> [Records for the exercise]:

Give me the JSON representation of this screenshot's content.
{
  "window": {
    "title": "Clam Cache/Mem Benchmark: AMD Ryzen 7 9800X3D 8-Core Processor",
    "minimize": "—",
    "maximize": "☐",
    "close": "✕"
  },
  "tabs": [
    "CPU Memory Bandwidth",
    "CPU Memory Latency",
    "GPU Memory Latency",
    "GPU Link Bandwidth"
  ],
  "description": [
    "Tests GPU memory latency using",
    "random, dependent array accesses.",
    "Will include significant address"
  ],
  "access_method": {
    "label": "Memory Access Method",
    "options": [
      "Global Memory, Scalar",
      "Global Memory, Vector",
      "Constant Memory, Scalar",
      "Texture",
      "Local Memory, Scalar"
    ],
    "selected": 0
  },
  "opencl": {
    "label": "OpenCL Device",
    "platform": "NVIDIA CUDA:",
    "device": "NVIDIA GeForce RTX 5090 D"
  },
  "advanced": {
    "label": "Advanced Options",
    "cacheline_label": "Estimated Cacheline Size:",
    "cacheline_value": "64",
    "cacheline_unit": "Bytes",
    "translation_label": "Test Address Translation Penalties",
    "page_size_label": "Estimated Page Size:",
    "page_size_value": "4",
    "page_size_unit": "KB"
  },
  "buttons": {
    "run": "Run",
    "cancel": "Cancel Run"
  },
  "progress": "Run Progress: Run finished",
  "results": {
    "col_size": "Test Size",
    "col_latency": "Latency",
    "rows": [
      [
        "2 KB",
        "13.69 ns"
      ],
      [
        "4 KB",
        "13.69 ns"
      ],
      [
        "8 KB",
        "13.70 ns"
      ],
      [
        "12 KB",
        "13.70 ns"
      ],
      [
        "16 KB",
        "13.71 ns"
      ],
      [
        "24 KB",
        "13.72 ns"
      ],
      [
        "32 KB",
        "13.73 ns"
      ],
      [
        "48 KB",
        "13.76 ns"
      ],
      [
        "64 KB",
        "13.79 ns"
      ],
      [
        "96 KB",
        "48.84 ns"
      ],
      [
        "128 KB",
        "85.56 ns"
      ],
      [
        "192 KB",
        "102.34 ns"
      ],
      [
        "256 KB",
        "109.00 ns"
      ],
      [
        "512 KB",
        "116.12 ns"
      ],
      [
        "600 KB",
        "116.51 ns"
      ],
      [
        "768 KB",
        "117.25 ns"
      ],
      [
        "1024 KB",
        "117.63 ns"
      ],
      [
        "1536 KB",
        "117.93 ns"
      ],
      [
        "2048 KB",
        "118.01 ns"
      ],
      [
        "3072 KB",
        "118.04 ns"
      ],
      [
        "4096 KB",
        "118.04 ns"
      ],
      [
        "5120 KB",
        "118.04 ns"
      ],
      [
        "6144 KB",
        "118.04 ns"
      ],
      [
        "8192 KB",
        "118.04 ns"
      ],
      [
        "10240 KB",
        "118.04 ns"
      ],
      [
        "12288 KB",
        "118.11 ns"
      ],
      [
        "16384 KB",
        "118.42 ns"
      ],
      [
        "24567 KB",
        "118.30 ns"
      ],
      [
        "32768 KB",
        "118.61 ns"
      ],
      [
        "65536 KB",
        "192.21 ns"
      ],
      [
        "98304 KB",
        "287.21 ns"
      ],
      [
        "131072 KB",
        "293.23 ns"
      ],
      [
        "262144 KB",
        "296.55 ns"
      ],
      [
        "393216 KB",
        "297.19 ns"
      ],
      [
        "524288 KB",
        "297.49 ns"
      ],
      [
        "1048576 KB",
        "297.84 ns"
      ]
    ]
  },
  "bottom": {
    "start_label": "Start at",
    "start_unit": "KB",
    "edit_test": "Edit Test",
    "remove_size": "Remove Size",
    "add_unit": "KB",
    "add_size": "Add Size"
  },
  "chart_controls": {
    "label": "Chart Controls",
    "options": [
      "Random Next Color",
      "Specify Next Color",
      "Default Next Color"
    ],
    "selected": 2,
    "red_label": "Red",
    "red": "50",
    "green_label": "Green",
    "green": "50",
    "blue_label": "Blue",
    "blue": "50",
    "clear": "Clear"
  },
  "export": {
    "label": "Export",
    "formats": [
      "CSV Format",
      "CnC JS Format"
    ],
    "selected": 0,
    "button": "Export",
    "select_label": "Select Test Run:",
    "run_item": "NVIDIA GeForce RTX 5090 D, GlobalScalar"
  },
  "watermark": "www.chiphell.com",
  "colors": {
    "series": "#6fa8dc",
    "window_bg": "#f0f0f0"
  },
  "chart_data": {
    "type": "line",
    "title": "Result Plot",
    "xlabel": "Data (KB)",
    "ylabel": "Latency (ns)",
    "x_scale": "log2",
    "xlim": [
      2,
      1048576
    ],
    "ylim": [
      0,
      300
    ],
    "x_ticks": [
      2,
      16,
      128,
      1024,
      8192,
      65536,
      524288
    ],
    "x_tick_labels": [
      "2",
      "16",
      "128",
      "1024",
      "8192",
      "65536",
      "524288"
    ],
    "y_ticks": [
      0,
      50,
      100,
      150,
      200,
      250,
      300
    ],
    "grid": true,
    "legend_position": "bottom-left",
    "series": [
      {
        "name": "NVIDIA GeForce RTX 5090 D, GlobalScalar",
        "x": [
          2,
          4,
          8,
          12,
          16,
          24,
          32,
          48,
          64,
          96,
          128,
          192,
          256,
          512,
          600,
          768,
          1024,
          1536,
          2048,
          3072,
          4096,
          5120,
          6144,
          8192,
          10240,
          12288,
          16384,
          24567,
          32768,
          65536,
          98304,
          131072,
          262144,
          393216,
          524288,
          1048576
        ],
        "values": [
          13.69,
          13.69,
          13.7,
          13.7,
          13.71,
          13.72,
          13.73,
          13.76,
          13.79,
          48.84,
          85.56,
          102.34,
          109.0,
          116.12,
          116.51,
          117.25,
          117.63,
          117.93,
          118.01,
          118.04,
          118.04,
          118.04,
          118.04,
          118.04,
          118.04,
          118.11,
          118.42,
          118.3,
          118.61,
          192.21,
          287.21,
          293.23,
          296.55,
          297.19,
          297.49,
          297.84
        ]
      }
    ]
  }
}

> [Request]:
Reproduce the records in full, exactly as written.

> [Written reply]:
Give me the JSON representation of this screenshot's content.
{
  "window": {
    "title": "Clam Cache/Mem Benchmark: AMD Ryzen 7 9800X3D 8-Core Processor",
    "minimize": "—",
    "maximize": "☐",
    "close": "✕"
  },
  "tabs": [
    "CPU Memory Bandwidth",
    "CPU Memory Latency",
    "GPU Memory Latency",
    "GPU Link Bandwidth"
  ],
  "description": [
    "Tests GPU memory latency using",
    "random, dependent array accesses.",
    "Will include significant address"
  ],
  "access_method": {
    "label": "Memory Access Method",
    "options": [
      "Global Memory, Scalar",
      "Global Memory, Vector",
      "Constant Memory, Scalar",
      "Texture",
      "Local Memory, Scalar"
    ],
    "selected": 0
  },
  "opencl": {
    "label": "OpenCL Device",
    "platform": "NVIDIA CUDA:",
    "device": "NVIDIA GeForce RTX 5090 D"
  },
  "advanced": {
    "label": "Advanced Options",
    "cacheline_label": "Estimated Cacheline Size:",
    "cacheline_value": "64",
    "cacheline_unit": "Bytes",
    "translation_label": "Test Address Translation Penalties",
    "page_size_label": "Estimated Page Size:",
    "page_size_value": "4",
    "page_size_unit": "KB"
  },
  "buttons": {
    "run": "Run",
    "cancel": "Cancel Run"
  },
  "progress": "Run Progress: Run finished",
  "results": {
    "col_size": "Test Size",
    "col_latency": "Latency",
    "rows": [
      [
        "2 KB",
        "13.69 ns"
      ],
      [
        "4 KB",
        "13.69 ns"
      ],
      [
        "8 KB",
        "13.70 ns"
      ],
      [
        "12 KB",
        "13.70 ns"
      ],
      [
        "16 KB",
        "13.71 ns"
      ],
      [
        "24 KB",
        "13.72 ns"
      ],
      [
        "32 KB",
        "13.73 ns"
      ],
      [
        "48 KB",
        "13.76 ns"
      ],
      [
        "64 KB",
        "13.79 ns"
      ],
      [
        "96 KB",
        "48.84 ns"
      ],
      [
        "128 KB",
        "85.56 ns"
      ],
      [
        "192 KB",
        "102.34 ns"
      ],
      [
        "256 KB",
        "109.00 ns"
      ],
      [
        "512 KB",
        "116.12 ns"
      ],
      [
        "600 KB",
        "116.51 ns"
      ],
      [
        "768 KB",
        "117.25 ns"
      ],
      [
        "1024 KB",
        "117.63 ns"
      ],
      [
        "1536 KB",
        "117.93 ns"
      ],
      [
        "2048 KB",
        "118.01 ns"
      ],
      [
        "3072 KB",
        "118.04 ns"
      ],
      [
        "4096 KB",
        "118.04 ns"
      ],
      [
        "5120 KB",
        "118.04 ns"
      ],
      [
        "6144 KB",
        "118.04 ns"
      ],
      [
        "8192 KB",
        "118.04 ns"
      ],
      [
        "10240 KB",
        "118.04 ns"
      ],
      [
        "12288 KB",
        "118.11 ns"
      ],
      [
        "16384 KB",
        "118.42 ns"
      ],
      [
        "24567 KB",
        "118.30 ns"
      ],
      [
        "32768 KB",
        "118.61 ns"
      ],
      [
        "65536 KB",
        "192.21 ns"
      ],
      [
        "98304 KB",
        "287.21 ns"
      ],
      [
        "131072 KB",
        "293.23 ns"
      ],
      [
        "262144 KB",
        "296.55 ns"
      ],
      [
        "393216 KB",
        "297.19 ns"
      ],
      [
        "524288 KB",
        "297.49 ns"
      ],
      [
        "1048576 KB",
        "297.84 ns"
      ]
    ]
  },
  "bottom": {
    "start_label": "Start at",
    "start_unit": "KB",
    "edit_test": "Edit Test",
    "remove_size": "Remove Size",
    "add_unit": "KB",
    "add_size": "Add Size"
  },
  "chart_controls": {
    "label": "Chart Controls",
    "options": [
      "Random Next Color",
      "Specify Next Color",
      "Default Next Color"
    ],
    "selected": 2,
    "red_label": "Red",
    "red": "50",
    "green_label": "Green",
    "green": "50",
    "blue_label": "Blue",
    "blue": "50",
    "clear": "Clear"
  },
  "export": {
    "label": "Export",
    "formats": [
      "CSV Format",
      "CnC JS Format"
    ],
    "selected": 0,
    "button": "Export",
    "select_label": "Select Test Run:",
    "run_item": "NVIDIA GeForce RTX 5090 D, GlobalScalar"
  },
  "watermark": "www.chiphell.com",
  "colors": {
    "series": "#6fa8dc",
    "window_bg": "#f0f0f0"
  },
  "chart_data": {
    "type": "line",
    "title": "Result Plot",
    "xlabel": "Data (KB)",
    "ylabel": "Latency (ns)",
    "x_scale": "log2",
    "xlim": [
      2,
      1048576
    ],
    "ylim": [
      0,
      300
    ],
    "x_ticks": [
      2,
      16,
      128,
      1024,
      8192,
      65536,
      524288
    ],
    "x_tick_labels": [
      "2",
      "16",
      "128",
      "1024",
      "8192",
      "65536",
      "524288"
    ],
    "y_ticks": [
      0,
      50,
      100,
      150,
      200,
      250,
      300
    ],
    "grid": true,
    "legend_position": "bottom-left",
    "series": [
      {
        "name": "NVIDIA GeForce RTX 5090 D, GlobalScalar",
        "x": [
          2,
          4,
          8,
          12,
          16,
          24,
          32,
          48,
          64,
          96,
          128,
          192,
          256,
          512,
          600,
          768,
          1024,
          1536,
          2048,
          3072,
          4096,
          5120,
          6144,
          8192,
          10240,
          12288,
          16384,
          24567,
          32768,
          65536,
          98304,
          131072,
          262144,
          393216,
          524288,
          1048576
        ],
        "values": [
          13.69,
          13.69,
          13.7,
          13.7,
          13.71,
          13.72,
          13.73,
          13.76,
          13.79,
          48.84,
          85.56,
          102.34,
          109.0,
          116.12,
          116.51,
          117.25,
          117.63,
          117.93,
          118.01,
          118.04,
          118.04,
          118.04,
          118.04,
          118.04,
          118.04,
          118.11,
          118.42,
          118.3,
          118.61,
          192.21,
          287.21,
          293.23,
          296.55,
          297.19,
          297.49,
          297.84
        ]
      }
    ]
  }
}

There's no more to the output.